* **Records from a data source**
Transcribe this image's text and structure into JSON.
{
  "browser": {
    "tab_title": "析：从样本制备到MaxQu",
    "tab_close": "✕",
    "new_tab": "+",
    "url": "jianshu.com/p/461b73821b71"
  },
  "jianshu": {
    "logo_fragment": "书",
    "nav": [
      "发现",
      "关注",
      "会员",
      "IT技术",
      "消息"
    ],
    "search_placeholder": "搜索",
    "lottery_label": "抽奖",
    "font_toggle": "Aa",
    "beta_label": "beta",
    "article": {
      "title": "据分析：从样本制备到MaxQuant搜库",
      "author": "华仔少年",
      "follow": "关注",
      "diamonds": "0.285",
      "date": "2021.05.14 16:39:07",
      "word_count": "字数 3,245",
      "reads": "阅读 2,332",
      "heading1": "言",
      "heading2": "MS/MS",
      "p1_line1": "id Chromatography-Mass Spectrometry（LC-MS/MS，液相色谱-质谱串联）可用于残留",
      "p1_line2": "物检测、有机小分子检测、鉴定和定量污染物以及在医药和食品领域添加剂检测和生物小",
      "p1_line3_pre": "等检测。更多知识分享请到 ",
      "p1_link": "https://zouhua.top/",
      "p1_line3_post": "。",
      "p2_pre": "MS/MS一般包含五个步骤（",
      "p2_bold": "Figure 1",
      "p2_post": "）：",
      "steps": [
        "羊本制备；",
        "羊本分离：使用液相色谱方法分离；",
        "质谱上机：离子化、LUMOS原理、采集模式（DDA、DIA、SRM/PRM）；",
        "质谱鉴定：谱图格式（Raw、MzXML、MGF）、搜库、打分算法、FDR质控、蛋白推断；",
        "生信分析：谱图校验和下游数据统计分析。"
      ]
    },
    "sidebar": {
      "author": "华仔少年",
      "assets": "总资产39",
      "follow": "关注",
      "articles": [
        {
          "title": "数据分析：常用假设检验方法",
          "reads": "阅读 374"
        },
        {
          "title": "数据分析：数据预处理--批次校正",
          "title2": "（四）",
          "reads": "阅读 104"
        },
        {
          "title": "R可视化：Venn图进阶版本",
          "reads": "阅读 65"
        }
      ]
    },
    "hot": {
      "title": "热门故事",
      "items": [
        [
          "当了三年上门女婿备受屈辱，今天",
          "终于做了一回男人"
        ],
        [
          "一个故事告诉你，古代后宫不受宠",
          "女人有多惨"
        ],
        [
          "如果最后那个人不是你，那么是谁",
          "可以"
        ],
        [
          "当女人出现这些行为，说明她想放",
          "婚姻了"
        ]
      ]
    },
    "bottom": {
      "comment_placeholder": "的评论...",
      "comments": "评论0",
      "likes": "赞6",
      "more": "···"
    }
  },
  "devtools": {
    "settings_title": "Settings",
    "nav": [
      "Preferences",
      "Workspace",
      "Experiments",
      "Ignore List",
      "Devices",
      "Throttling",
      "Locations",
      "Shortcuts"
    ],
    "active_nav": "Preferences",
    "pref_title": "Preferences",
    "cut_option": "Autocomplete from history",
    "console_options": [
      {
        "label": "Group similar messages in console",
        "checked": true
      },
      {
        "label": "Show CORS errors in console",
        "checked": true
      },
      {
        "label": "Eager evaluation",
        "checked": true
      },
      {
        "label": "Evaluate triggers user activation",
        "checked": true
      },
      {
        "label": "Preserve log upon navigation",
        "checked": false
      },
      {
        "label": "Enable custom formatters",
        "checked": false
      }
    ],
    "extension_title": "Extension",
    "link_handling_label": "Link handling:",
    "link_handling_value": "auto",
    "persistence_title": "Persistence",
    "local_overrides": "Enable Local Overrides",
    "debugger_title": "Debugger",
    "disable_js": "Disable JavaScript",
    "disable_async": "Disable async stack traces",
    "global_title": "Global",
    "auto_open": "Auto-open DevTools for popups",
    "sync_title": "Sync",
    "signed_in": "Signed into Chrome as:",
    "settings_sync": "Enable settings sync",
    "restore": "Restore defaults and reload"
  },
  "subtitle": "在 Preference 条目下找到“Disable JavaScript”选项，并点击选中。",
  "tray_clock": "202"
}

* * *

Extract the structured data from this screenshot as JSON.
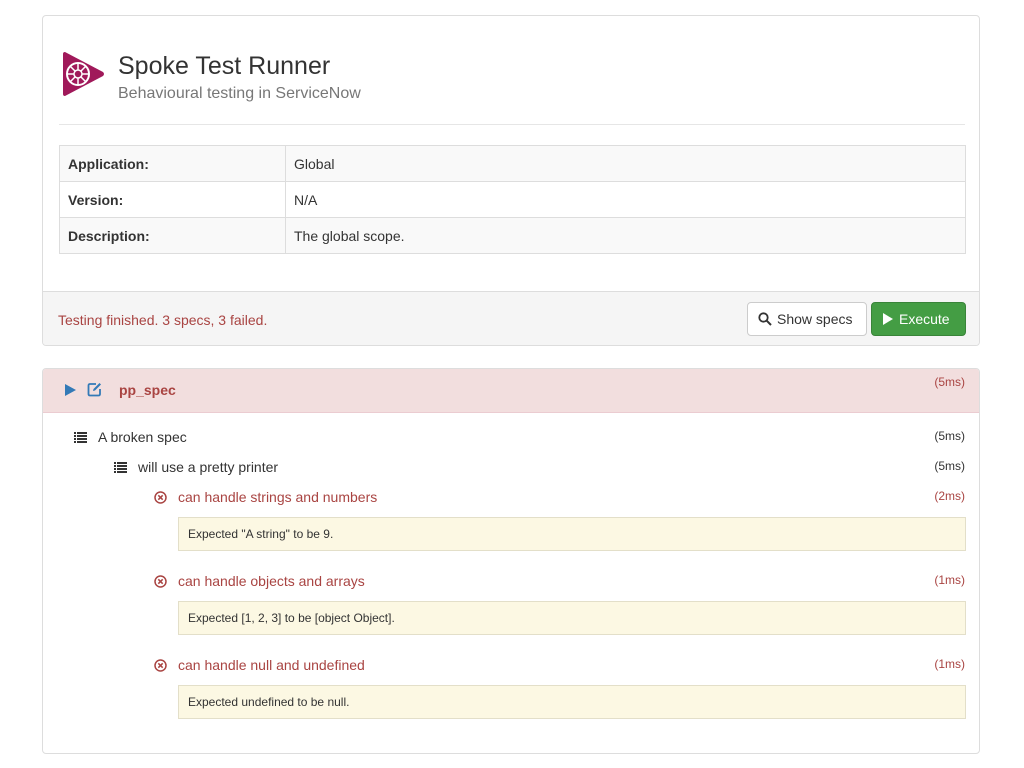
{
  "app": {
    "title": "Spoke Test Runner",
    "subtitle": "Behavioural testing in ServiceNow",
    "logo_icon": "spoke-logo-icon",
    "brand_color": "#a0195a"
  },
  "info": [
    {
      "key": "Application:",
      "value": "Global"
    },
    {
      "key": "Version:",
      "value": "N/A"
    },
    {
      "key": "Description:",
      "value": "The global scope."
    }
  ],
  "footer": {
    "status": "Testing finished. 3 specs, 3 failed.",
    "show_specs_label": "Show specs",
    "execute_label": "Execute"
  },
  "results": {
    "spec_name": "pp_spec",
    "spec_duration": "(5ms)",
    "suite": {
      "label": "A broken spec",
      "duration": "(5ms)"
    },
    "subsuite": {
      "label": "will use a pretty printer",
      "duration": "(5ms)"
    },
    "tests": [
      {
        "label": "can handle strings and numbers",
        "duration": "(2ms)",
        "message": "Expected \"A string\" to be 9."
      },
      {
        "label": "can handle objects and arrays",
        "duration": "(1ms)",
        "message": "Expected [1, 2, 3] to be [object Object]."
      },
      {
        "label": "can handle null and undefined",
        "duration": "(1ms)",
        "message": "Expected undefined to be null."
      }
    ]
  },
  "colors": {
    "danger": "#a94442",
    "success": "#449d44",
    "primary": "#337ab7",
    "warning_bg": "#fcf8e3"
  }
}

==

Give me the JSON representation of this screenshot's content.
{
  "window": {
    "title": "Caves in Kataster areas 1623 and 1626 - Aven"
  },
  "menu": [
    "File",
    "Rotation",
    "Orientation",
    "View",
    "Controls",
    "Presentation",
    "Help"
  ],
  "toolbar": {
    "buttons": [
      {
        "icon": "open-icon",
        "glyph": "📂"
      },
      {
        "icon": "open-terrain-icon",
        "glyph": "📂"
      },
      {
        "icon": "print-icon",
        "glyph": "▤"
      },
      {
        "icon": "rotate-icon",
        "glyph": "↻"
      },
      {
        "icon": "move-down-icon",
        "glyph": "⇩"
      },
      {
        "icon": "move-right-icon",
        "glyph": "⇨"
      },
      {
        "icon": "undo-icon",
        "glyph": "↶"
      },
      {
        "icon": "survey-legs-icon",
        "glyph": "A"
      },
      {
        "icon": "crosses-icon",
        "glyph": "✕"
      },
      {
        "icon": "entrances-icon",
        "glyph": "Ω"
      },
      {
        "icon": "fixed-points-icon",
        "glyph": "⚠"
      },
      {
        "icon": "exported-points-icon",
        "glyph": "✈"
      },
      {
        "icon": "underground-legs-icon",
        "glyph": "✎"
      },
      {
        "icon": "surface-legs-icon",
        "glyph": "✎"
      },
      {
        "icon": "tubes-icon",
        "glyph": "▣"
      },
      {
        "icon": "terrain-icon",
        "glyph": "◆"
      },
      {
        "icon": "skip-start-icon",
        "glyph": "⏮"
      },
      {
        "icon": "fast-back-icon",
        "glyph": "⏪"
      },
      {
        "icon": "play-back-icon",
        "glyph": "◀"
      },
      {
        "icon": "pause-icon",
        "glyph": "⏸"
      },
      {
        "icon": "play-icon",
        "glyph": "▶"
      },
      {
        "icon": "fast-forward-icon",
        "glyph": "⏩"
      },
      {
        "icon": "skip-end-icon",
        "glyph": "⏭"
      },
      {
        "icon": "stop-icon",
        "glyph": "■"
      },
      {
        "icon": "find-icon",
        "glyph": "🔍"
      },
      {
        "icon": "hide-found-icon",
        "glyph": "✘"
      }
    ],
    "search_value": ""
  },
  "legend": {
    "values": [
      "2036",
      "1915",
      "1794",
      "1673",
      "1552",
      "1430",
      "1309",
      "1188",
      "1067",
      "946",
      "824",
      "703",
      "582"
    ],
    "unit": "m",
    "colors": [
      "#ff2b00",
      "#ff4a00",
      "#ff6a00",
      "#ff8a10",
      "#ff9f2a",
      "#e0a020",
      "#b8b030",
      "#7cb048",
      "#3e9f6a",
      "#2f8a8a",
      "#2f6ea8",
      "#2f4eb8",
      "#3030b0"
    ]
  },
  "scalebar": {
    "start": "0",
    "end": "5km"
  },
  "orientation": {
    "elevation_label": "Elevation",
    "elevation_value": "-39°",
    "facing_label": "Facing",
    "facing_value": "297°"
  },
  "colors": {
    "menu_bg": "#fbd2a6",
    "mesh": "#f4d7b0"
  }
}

* **Directions**
Of all the lines above, how many contain the word "数据分析"? Give the number and nothing else.

* **Answer for this exercise**
2